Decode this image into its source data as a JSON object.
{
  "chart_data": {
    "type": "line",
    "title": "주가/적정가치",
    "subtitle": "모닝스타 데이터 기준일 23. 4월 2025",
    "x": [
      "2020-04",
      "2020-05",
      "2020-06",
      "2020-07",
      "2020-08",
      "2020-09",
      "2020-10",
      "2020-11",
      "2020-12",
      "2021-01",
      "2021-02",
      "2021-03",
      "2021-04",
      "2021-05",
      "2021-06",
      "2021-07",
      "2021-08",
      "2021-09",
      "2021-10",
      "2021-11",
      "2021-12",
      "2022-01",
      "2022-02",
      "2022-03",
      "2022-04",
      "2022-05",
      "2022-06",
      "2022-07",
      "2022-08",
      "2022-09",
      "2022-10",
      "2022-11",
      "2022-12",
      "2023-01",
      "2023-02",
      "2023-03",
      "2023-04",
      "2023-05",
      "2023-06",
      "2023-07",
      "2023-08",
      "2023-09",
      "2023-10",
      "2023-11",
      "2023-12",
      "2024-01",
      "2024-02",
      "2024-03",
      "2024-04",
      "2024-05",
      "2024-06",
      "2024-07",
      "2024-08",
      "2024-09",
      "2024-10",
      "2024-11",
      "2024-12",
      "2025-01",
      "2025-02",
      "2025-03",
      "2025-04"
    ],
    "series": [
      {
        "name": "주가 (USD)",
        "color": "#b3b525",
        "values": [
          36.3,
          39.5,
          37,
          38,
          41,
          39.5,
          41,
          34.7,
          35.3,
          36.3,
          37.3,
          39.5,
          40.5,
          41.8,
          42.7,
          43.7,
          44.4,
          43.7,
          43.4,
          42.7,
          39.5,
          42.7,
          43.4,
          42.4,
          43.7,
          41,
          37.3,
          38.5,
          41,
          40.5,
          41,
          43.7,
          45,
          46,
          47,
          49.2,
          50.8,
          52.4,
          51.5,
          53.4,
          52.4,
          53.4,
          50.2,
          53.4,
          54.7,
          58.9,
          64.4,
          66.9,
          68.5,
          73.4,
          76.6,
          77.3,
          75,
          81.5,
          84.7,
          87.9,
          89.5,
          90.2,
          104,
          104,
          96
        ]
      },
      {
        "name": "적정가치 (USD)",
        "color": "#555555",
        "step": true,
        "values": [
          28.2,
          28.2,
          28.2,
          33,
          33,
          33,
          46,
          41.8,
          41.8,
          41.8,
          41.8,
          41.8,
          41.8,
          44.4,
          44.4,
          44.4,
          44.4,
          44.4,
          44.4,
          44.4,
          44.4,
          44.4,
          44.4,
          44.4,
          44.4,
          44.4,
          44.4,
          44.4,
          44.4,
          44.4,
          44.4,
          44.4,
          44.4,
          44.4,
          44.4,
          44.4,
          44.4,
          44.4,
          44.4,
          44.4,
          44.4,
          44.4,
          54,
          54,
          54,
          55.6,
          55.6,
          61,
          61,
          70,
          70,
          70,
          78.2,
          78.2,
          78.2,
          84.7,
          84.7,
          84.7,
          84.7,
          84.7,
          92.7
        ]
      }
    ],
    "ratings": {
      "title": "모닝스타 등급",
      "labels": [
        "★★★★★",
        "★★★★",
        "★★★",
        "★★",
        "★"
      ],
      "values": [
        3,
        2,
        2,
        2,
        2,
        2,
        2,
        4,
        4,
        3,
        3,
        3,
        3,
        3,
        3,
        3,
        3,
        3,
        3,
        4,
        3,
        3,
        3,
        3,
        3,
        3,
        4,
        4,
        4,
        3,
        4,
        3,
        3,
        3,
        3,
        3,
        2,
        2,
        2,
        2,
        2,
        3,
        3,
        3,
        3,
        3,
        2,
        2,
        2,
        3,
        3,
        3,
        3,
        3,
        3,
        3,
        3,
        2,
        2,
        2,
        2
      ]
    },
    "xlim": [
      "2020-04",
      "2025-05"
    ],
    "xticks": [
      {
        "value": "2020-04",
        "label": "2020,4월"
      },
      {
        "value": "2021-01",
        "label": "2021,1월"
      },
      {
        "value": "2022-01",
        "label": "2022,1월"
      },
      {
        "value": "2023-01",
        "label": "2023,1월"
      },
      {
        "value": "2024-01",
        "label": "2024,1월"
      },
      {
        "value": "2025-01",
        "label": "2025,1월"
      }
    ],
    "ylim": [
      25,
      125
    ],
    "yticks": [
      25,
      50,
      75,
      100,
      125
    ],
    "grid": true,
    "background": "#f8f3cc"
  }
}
━━━━━━━━━━━━━━━━
**Your goal:**
Write the whole listing out again. Keep every line exactly as it is.

**Written answer:**
Decode this image into its source data as a JSON object.
{
  "chart_data": {
    "type": "line",
    "title": "주가/적정가치",
    "subtitle": "모닝스타 데이터 기준일 23. 4월 2025",
    "x": [
      "2020-04",
      "2020-05",
      "2020-06",
      "2020-07",
      "2020-08",
      "2020-09",
      "2020-10",
      "2020-11",
      "2020-12",
      "2021-01",
      "2021-02",
      "2021-03",
      "2021-04",
      "2021-05",
      "2021-06",
      "2021-07",
      "2021-08",
      "2021-09",
      "2021-10",
      "2021-11",
      "2021-12",
      "2022-01",
      "2022-02",
      "2022-03",
      "2022-04",
      "2022-05",
      "2022-06",
      "2022-07",
      "2022-08",
      "2022-09",
      "2022-10",
      "2022-11",
      "2022-12",
      "2023-01",
      "2023-02",
      "2023-03",
      "2023-04",
      "2023-05",
      "2023-06",
      "2023-07",
      "2023-08",
      "2023-09",
      "2023-10",
      "2023-11",
      "2023-12",
      "2024-01",
      "2024-02",
      "2024-03",
      "2024-04",
      "2024-05",
      "2024-06",
      "2024-07",
      "2024-08",
      "2024-09",
      "2024-10",
      "2024-11",
      "2024-12",
      "2025-01",
      "2025-02",
      "2025-03",
      "2025-04"
    ],
    "series": [
      {
        "name": "주가 (USD)",
        "color": "#b3b525",
        "values": [
          36.3,
          39.5,
          37,
          38,
          41,
          39.5,
          41,
          34.7,
          35.3,
          36.3,
          37.3,
          39.5,
          40.5,
          41.8,
          42.7,
          43.7,
          44.4,
          43.7,
          43.4,
          42.7,
          39.5,
          42.7,
          43.4,
          42.4,
          43.7,
          41,
          37.3,
          38.5,
          41,
          40.5,
          41,
          43.7,
          45,
          46,
          47,
          49.2,
          50.8,
          52.4,
          51.5,
          53.4,
          52.4,
          53.4,
          50.2,
          53.4,
          54.7,
          58.9,
          64.4,
          66.9,
          68.5,
          73.4,
          76.6,
          77.3,
          75,
          81.5,
          84.7,
          87.9,
          89.5,
          90.2,
          104,
          104,
          96
        ]
      },
      {
        "name": "적정가치 (USD)",
        "color": "#555555",
        "step": true,
        "values": [
          28.2,
          28.2,
          28.2,
          33,
          33,
          33,
          46,
          41.8,
          41.8,
          41.8,
          41.8,
          41.8,
          41.8,
          44.4,
          44.4,
          44.4,
          44.4,
          44.4,
          44.4,
          44.4,
          44.4,
          44.4,
          44.4,
          44.4,
          44.4,
          44.4,
          44.4,
          44.4,
          44.4,
          44.4,
          44.4,
          44.4,
          44.4,
          44.4,
          44.4,
          44.4,
          44.4,
          44.4,
          44.4,
          44.4,
          44.4,
          44.4,
          54,
          54,
          54,
          55.6,
          55.6,
          61,
          61,
          70,
          70,
          70,
          78.2,
          78.2,
          78.2,
          84.7,
          84.7,
          84.7,
          84.7,
          84.7,
          92.7
        ]
      }
    ],
    "ratings": {
      "title": "모닝스타 등급",
      "labels": [
        "★★★★★",
        "★★★★",
        "★★★",
        "★★",
        "★"
      ],
      "values": [
        3,
        2,
        2,
        2,
        2,
        2,
        2,
        4,
        4,
        3,
        3,
        3,
        3,
        3,
        3,
        3,
        3,
        3,
        3,
        4,
        3,
        3,
        3,
        3,
        3,
        3,
        4,
        4,
        4,
        3,
        4,
        3,
        3,
        3,
        3,
        3,
        2,
        2,
        2,
        2,
        2,
        3,
        3,
        3,
        3,
        3,
        2,
        2,
        2,
        3,
        3,
        3,
        3,
        3,
        3,
        3,
        3,
        2,
        2,
        2,
        2
      ]
    },
    "xlim": [
      "2020-04",
      "2025-05"
    ],
    "xticks": [
      {
        "value": "2020-04",
        "label": "2020,4월"
      },
      {
        "value": "2021-01",
        "label": "2021,1월"
      },
      {
        "value": "2022-01",
        "label": "2022,1월"
      },
      {
        "value": "2023-01",
        "label": "2023,1월"
      },
      {
        "value": "2024-01",
        "label": "2024,1월"
      },
      {
        "value": "2025-01",
        "label": "2025,1월"
      }
    ],
    "ylim": [
      25,
      125
    ],
    "yticks": [
      25,
      50,
      75,
      100,
      125
    ],
    "grid": true,
    "background": "#f8f3cc"
  }
}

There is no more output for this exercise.